>> Start

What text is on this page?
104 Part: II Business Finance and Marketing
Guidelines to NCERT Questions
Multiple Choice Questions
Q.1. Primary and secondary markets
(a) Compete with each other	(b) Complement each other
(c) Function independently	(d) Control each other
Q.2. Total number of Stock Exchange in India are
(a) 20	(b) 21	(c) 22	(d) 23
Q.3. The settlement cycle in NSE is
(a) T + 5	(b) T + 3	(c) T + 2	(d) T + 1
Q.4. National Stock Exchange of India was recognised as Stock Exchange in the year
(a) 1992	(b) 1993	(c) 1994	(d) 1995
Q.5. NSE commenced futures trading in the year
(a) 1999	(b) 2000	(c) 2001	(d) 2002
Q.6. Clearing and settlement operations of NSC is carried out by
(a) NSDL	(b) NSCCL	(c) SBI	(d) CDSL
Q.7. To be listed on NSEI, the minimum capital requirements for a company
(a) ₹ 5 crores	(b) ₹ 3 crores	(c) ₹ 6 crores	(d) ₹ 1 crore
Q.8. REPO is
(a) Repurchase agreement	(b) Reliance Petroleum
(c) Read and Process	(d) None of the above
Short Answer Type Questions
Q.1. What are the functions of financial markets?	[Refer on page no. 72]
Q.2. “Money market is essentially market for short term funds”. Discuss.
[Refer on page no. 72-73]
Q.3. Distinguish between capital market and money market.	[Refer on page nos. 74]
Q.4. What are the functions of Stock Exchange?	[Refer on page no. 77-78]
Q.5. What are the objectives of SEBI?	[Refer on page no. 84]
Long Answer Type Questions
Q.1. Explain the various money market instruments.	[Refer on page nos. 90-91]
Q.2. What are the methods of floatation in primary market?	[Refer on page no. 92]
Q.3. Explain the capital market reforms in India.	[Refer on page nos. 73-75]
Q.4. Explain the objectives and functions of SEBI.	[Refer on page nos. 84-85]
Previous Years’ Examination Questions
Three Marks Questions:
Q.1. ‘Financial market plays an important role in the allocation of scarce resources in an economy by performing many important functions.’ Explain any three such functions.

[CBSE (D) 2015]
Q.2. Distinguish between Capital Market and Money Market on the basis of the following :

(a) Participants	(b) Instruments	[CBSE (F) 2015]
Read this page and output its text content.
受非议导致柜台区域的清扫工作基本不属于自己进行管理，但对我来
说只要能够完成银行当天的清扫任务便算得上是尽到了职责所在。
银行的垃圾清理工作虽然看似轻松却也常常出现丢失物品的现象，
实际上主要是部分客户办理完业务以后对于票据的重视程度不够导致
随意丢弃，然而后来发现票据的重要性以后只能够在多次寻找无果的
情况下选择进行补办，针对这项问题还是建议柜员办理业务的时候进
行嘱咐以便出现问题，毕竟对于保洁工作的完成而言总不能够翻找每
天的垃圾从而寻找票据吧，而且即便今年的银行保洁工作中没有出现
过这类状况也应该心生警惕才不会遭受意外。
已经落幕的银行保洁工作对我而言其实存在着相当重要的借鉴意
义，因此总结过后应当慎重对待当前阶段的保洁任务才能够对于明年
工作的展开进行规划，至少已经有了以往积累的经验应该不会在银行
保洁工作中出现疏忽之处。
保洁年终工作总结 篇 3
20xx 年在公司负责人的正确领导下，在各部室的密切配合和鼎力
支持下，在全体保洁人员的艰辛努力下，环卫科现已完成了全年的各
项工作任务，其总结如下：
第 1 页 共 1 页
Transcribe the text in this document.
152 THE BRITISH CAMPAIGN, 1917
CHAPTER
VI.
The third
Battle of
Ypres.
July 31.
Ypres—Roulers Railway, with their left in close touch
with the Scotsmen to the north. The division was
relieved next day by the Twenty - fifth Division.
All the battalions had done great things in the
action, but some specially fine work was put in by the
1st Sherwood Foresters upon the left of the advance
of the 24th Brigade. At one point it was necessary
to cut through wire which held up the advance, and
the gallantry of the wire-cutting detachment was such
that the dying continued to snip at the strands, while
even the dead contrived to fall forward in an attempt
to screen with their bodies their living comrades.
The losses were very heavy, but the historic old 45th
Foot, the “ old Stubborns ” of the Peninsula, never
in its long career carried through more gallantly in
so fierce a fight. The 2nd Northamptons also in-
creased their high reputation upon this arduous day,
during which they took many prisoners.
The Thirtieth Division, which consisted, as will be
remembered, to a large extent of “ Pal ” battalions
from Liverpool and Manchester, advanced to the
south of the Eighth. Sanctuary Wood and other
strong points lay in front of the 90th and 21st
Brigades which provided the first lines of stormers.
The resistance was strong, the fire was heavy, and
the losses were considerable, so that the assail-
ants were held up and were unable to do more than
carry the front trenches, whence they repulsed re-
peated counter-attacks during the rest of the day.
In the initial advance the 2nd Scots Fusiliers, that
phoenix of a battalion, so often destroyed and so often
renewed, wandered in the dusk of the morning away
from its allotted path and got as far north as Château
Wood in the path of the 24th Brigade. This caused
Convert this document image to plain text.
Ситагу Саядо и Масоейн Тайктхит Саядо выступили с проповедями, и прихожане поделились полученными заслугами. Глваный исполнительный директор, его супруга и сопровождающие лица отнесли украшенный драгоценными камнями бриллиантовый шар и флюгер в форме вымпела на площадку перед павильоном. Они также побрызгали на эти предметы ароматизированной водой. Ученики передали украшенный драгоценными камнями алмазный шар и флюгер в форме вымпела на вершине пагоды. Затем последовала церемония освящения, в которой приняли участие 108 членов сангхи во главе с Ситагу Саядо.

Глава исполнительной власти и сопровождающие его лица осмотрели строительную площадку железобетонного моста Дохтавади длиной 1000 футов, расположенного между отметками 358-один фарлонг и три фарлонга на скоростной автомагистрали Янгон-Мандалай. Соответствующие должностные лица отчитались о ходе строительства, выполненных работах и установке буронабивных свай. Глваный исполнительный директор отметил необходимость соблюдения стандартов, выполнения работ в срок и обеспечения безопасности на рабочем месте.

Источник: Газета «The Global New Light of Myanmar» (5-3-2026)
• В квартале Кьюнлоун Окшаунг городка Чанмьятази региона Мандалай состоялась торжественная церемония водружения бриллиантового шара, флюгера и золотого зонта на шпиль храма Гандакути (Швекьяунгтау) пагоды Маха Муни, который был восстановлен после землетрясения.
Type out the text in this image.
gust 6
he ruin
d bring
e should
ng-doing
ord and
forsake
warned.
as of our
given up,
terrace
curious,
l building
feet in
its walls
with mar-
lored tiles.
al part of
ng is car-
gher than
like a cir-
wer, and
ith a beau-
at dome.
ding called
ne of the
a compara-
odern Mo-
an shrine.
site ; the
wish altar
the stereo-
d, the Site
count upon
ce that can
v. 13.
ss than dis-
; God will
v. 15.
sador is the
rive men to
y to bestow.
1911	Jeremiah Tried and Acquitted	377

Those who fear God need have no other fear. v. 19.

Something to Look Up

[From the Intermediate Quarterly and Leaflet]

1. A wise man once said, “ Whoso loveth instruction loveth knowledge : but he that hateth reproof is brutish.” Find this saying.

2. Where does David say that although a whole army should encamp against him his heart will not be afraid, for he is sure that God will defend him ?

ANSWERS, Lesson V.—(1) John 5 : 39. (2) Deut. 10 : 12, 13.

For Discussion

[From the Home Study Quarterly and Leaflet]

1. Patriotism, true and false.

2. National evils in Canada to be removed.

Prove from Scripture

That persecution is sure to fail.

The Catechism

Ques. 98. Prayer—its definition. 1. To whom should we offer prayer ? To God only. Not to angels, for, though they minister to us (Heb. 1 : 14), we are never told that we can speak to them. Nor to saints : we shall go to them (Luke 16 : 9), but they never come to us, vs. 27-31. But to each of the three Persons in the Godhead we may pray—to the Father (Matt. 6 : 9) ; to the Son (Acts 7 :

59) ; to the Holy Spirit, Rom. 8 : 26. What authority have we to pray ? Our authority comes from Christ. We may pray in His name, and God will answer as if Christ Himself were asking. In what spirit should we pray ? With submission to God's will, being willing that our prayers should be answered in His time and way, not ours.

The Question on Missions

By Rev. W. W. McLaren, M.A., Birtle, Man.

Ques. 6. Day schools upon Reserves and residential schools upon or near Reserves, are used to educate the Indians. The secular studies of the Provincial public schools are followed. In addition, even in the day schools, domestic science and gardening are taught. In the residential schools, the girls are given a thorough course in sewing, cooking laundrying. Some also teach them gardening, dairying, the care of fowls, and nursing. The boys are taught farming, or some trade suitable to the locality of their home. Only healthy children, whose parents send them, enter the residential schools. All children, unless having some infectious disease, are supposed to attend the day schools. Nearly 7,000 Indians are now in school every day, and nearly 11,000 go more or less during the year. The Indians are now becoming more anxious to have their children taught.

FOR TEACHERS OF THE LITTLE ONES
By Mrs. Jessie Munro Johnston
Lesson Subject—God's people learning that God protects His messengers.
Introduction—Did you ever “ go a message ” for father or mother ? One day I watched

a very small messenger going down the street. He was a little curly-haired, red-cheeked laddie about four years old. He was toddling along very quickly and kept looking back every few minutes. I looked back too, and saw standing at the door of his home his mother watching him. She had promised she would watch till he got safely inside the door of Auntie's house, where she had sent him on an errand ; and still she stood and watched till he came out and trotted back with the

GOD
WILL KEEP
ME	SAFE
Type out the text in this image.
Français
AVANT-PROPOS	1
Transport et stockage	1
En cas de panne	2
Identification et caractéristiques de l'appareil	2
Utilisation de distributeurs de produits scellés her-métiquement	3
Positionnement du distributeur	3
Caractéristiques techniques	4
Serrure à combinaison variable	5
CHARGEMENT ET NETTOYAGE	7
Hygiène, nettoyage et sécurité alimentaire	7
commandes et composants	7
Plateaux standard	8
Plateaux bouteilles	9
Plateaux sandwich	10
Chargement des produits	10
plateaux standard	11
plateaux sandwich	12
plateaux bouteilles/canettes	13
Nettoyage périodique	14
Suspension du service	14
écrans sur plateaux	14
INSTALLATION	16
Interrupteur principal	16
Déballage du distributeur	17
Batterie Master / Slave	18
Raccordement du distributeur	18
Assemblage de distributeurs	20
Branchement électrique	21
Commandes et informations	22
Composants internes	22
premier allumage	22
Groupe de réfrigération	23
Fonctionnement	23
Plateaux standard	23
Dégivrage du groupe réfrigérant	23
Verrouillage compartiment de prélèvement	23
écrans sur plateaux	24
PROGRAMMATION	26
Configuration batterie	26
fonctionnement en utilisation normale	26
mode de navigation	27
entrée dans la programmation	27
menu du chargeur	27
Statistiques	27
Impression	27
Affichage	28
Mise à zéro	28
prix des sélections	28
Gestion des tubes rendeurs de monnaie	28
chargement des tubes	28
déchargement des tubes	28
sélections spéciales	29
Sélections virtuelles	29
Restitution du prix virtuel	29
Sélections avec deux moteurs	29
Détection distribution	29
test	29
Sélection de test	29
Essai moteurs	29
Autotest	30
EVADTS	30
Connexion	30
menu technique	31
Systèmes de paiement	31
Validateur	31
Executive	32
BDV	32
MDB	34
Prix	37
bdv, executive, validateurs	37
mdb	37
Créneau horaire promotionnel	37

>> End

Directive: All lines above with "Quarterly" in them should be returned.

Response:
[From the Intermediate Quarterly and Leaflet]
[From the Home Study Quarterly and Leaflet]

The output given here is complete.